Reproduce all entries precisely, down to the last character.

________________________________________

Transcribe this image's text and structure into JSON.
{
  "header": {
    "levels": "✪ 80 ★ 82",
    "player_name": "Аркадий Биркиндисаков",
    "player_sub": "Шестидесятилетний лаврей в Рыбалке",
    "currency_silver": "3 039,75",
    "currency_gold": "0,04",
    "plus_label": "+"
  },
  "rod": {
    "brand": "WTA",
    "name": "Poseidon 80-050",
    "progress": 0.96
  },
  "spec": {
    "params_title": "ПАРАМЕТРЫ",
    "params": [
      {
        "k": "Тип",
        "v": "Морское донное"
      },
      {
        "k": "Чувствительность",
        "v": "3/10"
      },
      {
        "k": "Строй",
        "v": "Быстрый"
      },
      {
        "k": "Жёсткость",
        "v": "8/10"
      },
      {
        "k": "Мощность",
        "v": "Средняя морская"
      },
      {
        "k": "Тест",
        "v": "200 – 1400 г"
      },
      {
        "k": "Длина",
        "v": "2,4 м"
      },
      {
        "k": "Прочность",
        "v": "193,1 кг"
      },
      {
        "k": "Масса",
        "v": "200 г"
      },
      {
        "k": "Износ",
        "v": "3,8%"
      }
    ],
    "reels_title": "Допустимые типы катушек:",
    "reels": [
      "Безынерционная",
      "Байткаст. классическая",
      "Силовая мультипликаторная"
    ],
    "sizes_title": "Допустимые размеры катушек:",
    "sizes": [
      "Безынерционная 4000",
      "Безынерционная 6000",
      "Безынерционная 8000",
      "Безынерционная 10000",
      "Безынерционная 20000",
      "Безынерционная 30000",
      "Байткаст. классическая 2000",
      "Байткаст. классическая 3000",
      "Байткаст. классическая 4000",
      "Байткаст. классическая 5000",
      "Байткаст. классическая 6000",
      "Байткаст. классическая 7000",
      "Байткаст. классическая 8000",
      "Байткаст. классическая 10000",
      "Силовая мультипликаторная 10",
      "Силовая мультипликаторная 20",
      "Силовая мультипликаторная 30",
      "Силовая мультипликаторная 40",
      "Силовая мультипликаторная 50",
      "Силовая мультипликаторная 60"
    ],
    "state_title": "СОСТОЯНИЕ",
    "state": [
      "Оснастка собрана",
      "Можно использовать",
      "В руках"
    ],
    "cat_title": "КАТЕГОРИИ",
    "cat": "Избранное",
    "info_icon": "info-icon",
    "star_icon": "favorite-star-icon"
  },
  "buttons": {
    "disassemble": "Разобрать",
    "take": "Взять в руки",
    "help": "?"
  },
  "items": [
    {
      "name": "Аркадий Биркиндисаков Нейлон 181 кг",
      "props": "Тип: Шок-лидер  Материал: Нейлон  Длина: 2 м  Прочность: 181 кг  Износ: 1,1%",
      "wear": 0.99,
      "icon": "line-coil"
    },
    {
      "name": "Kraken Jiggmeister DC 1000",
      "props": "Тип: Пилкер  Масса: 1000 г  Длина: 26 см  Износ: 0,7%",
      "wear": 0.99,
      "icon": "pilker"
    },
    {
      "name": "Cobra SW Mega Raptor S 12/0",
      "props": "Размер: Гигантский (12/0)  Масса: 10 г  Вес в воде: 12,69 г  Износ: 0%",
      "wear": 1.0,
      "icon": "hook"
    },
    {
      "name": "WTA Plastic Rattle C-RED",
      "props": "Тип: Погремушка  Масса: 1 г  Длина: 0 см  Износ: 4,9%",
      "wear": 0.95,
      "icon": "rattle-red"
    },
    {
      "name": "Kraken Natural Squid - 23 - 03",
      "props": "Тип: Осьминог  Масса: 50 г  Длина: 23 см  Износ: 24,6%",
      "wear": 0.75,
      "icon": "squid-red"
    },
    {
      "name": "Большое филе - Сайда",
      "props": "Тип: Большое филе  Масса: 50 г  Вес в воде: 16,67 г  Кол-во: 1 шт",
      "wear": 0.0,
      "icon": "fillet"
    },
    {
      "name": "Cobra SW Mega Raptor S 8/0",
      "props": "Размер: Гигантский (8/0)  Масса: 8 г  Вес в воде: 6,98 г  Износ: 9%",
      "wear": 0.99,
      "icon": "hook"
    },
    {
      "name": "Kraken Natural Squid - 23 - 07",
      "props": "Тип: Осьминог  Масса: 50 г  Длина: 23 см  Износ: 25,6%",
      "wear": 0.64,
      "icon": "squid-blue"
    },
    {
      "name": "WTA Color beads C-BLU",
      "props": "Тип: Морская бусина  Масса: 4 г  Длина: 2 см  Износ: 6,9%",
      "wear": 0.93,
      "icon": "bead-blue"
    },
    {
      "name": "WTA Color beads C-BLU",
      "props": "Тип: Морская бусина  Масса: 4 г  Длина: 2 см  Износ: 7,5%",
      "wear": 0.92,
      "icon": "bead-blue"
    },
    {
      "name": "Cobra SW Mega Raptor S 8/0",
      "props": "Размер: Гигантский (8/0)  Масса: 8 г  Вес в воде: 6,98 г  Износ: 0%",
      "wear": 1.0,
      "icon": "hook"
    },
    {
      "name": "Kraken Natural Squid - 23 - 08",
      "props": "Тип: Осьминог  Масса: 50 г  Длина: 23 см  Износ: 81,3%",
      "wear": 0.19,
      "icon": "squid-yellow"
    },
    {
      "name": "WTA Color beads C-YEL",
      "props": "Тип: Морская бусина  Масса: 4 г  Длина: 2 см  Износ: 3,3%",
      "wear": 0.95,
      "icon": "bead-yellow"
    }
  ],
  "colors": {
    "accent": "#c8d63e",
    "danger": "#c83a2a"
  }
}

________________________________________

#### [Reply to the exercise]
Transcribe this image's text and structure into JSON.
{
  "header": {
    "levels": "✪ 80 ★ 82",
    "player_name": "Аркадий Биркиндисаков",
    "player_sub": "Шестидесятилетний лаврей в Рыбалке",
    "currency_silver": "3 039,75",
    "currency_gold": "0,04",
    "plus_label": "+"
  },
  "rod": {
    "brand": "WTA",
    "name": "Poseidon 80-050",
    "progress": 0.96
  },
  "spec": {
    "params_title": "ПАРАМЕТРЫ",
    "params": [
      {
        "k": "Тип",
        "v": "Морское донное"
      },
      {
        "k": "Чувствительность",
        "v": "3/10"
      },
      {
        "k": "Строй",
        "v": "Быстрый"
      },
      {
        "k": "Жёсткость",
        "v": "8/10"
      },
      {
        "k": "Мощность",
        "v": "Средняя морская"
      },
      {
        "k": "Тест",
        "v": "200 – 1400 г"
      },
      {
        "k": "Длина",
        "v": "2,4 м"
      },
      {
        "k": "Прочность",
        "v": "193,1 кг"
      },
      {
        "k": "Масса",
        "v": "200 г"
      },
      {
        "k": "Износ",
        "v": "3,8%"
      }
    ],
    "reels_title": "Допустимые типы катушек:",
    "reels": [
      "Безынерционная",
      "Байткаст. классическая",
      "Силовая мультипликаторная"
    ],
    "sizes_title": "Допустимые размеры катушек:",
    "sizes": [
      "Безынерционная 4000",
      "Безынерционная 6000",
      "Безынерционная 8000",
      "Безынерционная 10000",
      "Безынерционная 20000",
      "Безынерционная 30000",
      "Байткаст. классическая 2000",
      "Байткаст. классическая 3000",
      "Байткаст. классическая 4000",
      "Байткаст. классическая 5000",
      "Байткаст. классическая 6000",
      "Байткаст. классическая 7000",
      "Байткаст. классическая 8000",
      "Байткаст. классическая 10000",
      "Силовая мультипликаторная 10",
      "Силовая мультипликаторная 20",
      "Силовая мультипликаторная 30",
      "Силовая мультипликаторная 40",
      "Силовая мультипликаторная 50",
      "Силовая мультипликаторная 60"
    ],
    "state_title": "СОСТОЯНИЕ",
    "state": [
      "Оснастка собрана",
      "Можно использовать",
      "В руках"
    ],
    "cat_title": "КАТЕГОРИИ",
    "cat": "Избранное",
    "info_icon": "info-icon",
    "star_icon": "favorite-star-icon"
  },
  "buttons": {
    "disassemble": "Разобрать",
    "take": "Взять в руки",
    "help": "?"
  },
  "items": [
    {
      "name": "Аркадий Биркиндисаков Нейлон 181 кг",
      "props": "Тип: Шок-лидер  Материал: Нейлон  Длина: 2 м  Прочность: 181 кг  Износ: 1,1%",
      "wear": 0.99,
      "icon": "line-coil"
    },
    {
      "name": "Kraken Jiggmeister DC 1000",
      "props": "Тип: Пилкер  Масса: 1000 г  Длина: 26 см  Износ: 0,7%",
      "wear": 0.99,
      "icon": "pilker"
    },
    {
      "name": "Cobra SW Mega Raptor S 12/0",
      "props": "Размер: Гигантский (12/0)  Масса: 10 г  Вес в воде: 12,69 г  Износ: 0%",
      "wear": 1.0,
      "icon": "hook"
    },
    {
      "name": "WTA Plastic Rattle C-RED",
      "props": "Тип: Погремушка  Масса: 1 г  Длина: 0 см  Износ: 4,9%",
      "wear": 0.95,
      "icon": "rattle-red"
    },
    {
      "name": "Kraken Natural Squid - 23 - 03",
      "props": "Тип: Осьминог  Масса: 50 г  Длина: 23 см  Износ: 24,6%",
      "wear": 0.75,
      "icon": "squid-red"
    },
    {
      "name": "Большое филе - Сайда",
      "props": "Тип: Большое филе  Масса: 50 г  Вес в воде: 16,67 г  Кол-во: 1 шт",
      "wear": 0.0,
      "icon": "fillet"
    },
    {
      "name": "Cobra SW Mega Raptor S 8/0",
      "props": "Размер: Гигантский (8/0)  Масса: 8 г  Вес в воде: 6,98 г  Износ: 9%",
      "wear": 0.99,
      "icon": "hook"
    },
    {
      "name": "Kraken Natural Squid - 23 - 07",
      "props": "Тип: Осьминог  Масса: 50 г  Длина: 23 см  Износ: 25,6%",
      "wear": 0.64,
      "icon": "squid-blue"
    },
    {
      "name": "WTA Color beads C-BLU",
      "props": "Тип: Морская бусина  Масса: 4 г  Длина: 2 см  Износ: 6,9%",
      "wear": 0.93,
      "icon": "bead-blue"
    },
    {
      "name": "WTA Color beads C-BLU",
      "props": "Тип: Морская бусина  Масса: 4 г  Длина: 2 см  Износ: 7,5%",
      "wear": 0.92,
      "icon": "bead-blue"
    },
    {
      "name": "Cobra SW Mega Raptor S 8/0",
      "props": "Размер: Гигантский (8/0)  Масса: 8 г  Вес в воде: 6,98 г  Износ: 0%",
      "wear": 1.0,
      "icon": "hook"
    },
    {
      "name": "Kraken Natural Squid - 23 - 08",
      "props": "Тип: Осьминог  Масса: 50 г  Длина: 23 см  Износ: 81,3%",
      "wear": 0.19,
      "icon": "squid-yellow"
    },
    {
      "name": "WTA Color beads C-YEL",
      "props": "Тип: Морская бусина  Масса: 4 г  Длина: 2 см  Износ: 3,3%",
      "wear": 0.95,
      "icon": "bead-yellow"
    }
  ],
  "colors": {
    "accent": "#c8d63e",
    "danger": "#c83a2a"
  }
}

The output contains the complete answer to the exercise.